Leave out any pictures and transcribe all other data below exactly.

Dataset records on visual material
■ ■ ■ ■ ■ ■ ■

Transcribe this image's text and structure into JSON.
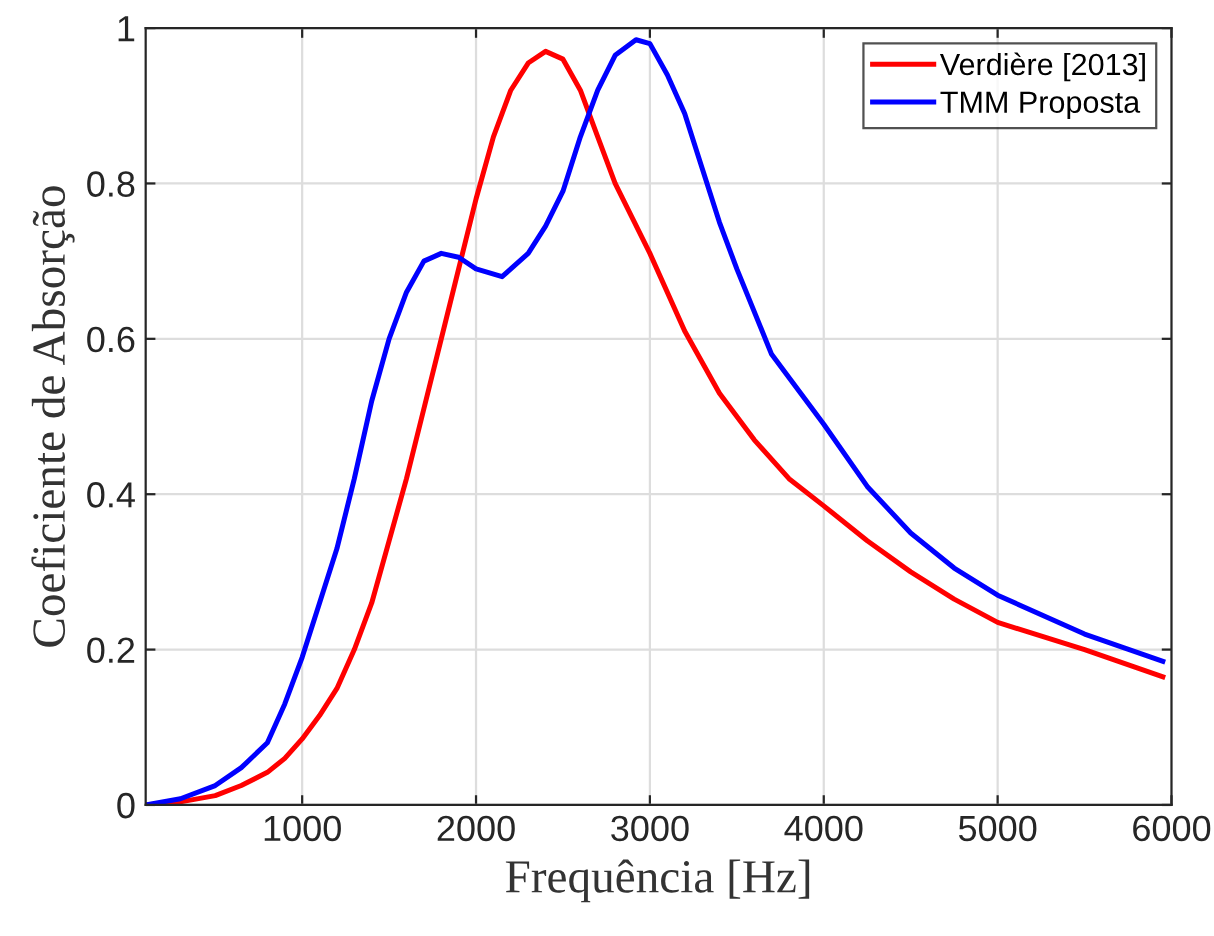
{
  "chart_data": {
    "type": "line",
    "xlabel": "Frequência [Hz]",
    "ylabel": "Coeficiente de Absorção",
    "x": [
      100,
      300,
      500,
      650,
      800,
      900,
      1000,
      1100,
      1200,
      1300,
      1400,
      1500,
      1600,
      1700,
      1800,
      1900,
      2000,
      2100,
      2200,
      2300,
      2400,
      2500,
      2600,
      2700,
      2800,
      2900,
      3000,
      3200,
      3400,
      3600,
      3800,
      4000,
      4250,
      4500,
      4750,
      5000,
      5500,
      5950
    ],
    "series": [
      {
        "name": "Verdière [2013]",
        "color": "#ff0000",
        "values": [
          0.0,
          0.004,
          0.012,
          0.025,
          0.042,
          0.06,
          0.085,
          0.115,
          0.15,
          0.2,
          0.26,
          0.34,
          0.42,
          0.51,
          0.6,
          0.69,
          0.78,
          0.86,
          0.92,
          0.955,
          0.97,
          0.96,
          0.92,
          0.86,
          0.8,
          0.755,
          0.71,
          0.61,
          0.53,
          0.47,
          0.42,
          0.385,
          0.34,
          0.3,
          0.265,
          0.235,
          0.2,
          0.165
        ]
      },
      {
        "name": "TMM Proposta",
        "color": "#0000ff",
        "x": [
          100,
          300,
          500,
          650,
          800,
          900,
          1000,
          1100,
          1200,
          1300,
          1400,
          1500,
          1600,
          1700,
          1800,
          1900,
          2000,
          2150,
          2300,
          2400,
          2500,
          2600,
          2700,
          2800,
          2920,
          3000,
          3100,
          3200,
          3300,
          3400,
          3500,
          3700,
          4000,
          4250,
          4500,
          4750,
          5000,
          5500,
          5950
        ],
        "values": [
          0.0,
          0.008,
          0.025,
          0.048,
          0.08,
          0.13,
          0.19,
          0.26,
          0.33,
          0.42,
          0.52,
          0.6,
          0.66,
          0.7,
          0.71,
          0.705,
          0.69,
          0.68,
          0.71,
          0.745,
          0.79,
          0.86,
          0.92,
          0.965,
          0.985,
          0.98,
          0.94,
          0.89,
          0.82,
          0.75,
          0.69,
          0.58,
          0.49,
          0.41,
          0.35,
          0.305,
          0.27,
          0.22,
          0.185
        ]
      }
    ],
    "xlim": [
      100,
      6000
    ],
    "ylim": [
      0,
      1
    ],
    "xticks": [
      1000,
      2000,
      3000,
      4000,
      5000,
      6000
    ],
    "yticks": [
      0,
      0.2,
      0.4,
      0.6,
      0.8,
      1
    ],
    "grid": true,
    "legend": "top right",
    "line_style": "solid",
    "marker": "none"
  }
}
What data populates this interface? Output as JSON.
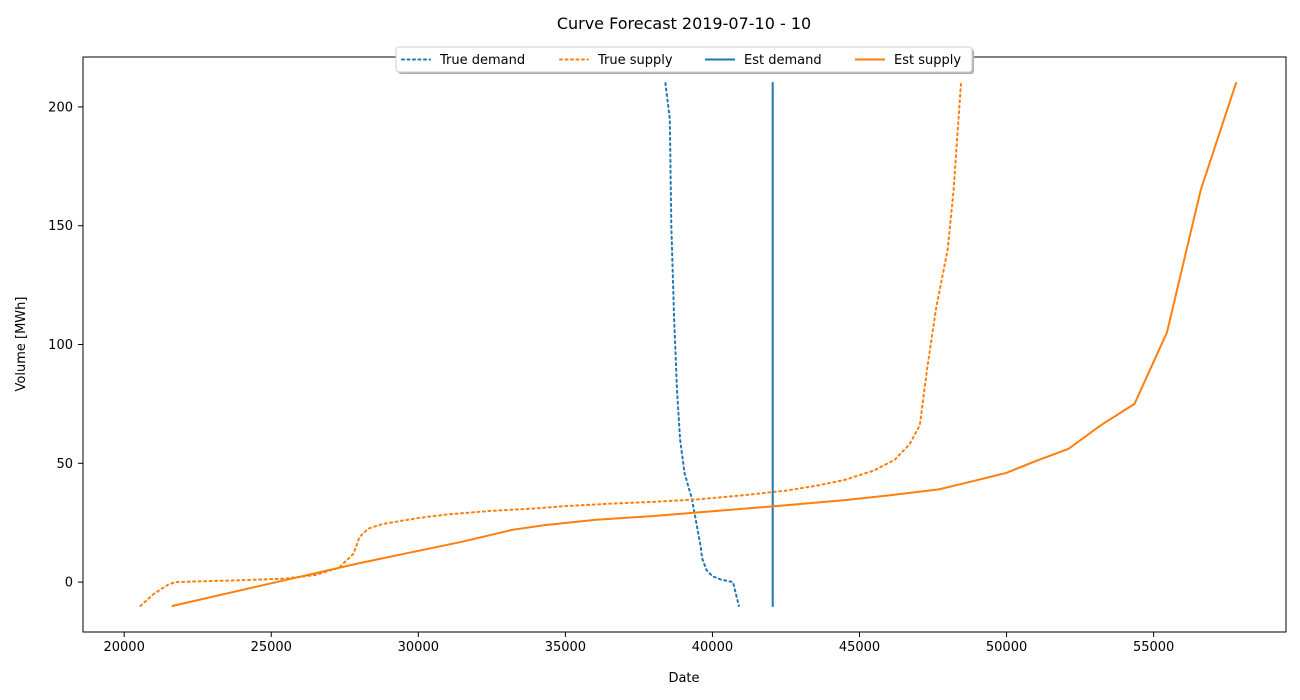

■ ■ ■ ■ ■ ■ ■

Exercise answer
Transcribe this image's text and structure into JSON.
{
  "chart_data": {
    "type": "line",
    "xlabel": "Frequência [Hz]",
    "ylabel": "Coeficiente de Absorção",
    "x": [
      100,
      300,
      500,
      650,
      800,
      900,
      1000,
      1100,
      1200,
      1300,
      1400,
      1500,
      1600,
      1700,
      1800,
      1900,
      2000,
      2100,
      2200,
      2300,
      2400,
      2500,
      2600,
      2700,
      2800,
      2900,
      3000,
      3200,
      3400,
      3600,
      3800,
      4000,
      4250,
      4500,
      4750,
      5000,
      5500,
      5950
    ],
    "series": [
      {
        "name": "Verdière [2013]",
        "color": "#ff0000",
        "values": [
          0.0,
          0.004,
          0.012,
          0.025,
          0.042,
          0.06,
          0.085,
          0.115,
          0.15,
          0.2,
          0.26,
          0.34,
          0.42,
          0.51,
          0.6,
          0.69,
          0.78,
          0.86,
          0.92,
          0.955,
          0.97,
          0.96,
          0.92,
          0.86,
          0.8,
          0.755,
          0.71,
          0.61,
          0.53,
          0.47,
          0.42,
          0.385,
          0.34,
          0.3,
          0.265,
          0.235,
          0.2,
          0.165
        ]
      },
      {
        "name": "TMM Proposta",
        "color": "#0000ff",
        "x": [
          100,
          300,
          500,
          650,
          800,
          900,
          1000,
          1100,
          1200,
          1300,
          1400,
          1500,
          1600,
          1700,
          1800,
          1900,
          2000,
          2150,
          2300,
          2400,
          2500,
          2600,
          2700,
          2800,
          2920,
          3000,
          3100,
          3200,
          3300,
          3400,
          3500,
          3700,
          4000,
          4250,
          4500,
          4750,
          5000,
          5500,
          5950
        ],
        "values": [
          0.0,
          0.008,
          0.025,
          0.048,
          0.08,
          0.13,
          0.19,
          0.26,
          0.33,
          0.42,
          0.52,
          0.6,
          0.66,
          0.7,
          0.71,
          0.705,
          0.69,
          0.68,
          0.71,
          0.745,
          0.79,
          0.86,
          0.92,
          0.965,
          0.985,
          0.98,
          0.94,
          0.89,
          0.82,
          0.75,
          0.69,
          0.58,
          0.49,
          0.41,
          0.35,
          0.305,
          0.27,
          0.22,
          0.185
        ]
      }
    ],
    "xlim": [
      100,
      6000
    ],
    "ylim": [
      0,
      1
    ],
    "xticks": [
      1000,
      2000,
      3000,
      4000,
      5000,
      6000
    ],
    "yticks": [
      0,
      0.2,
      0.4,
      0.6,
      0.8,
      1
    ],
    "grid": true,
    "legend": "top right",
    "line_style": "solid",
    "marker": "none"
  }
}
What data populates this interface? Output as JSON.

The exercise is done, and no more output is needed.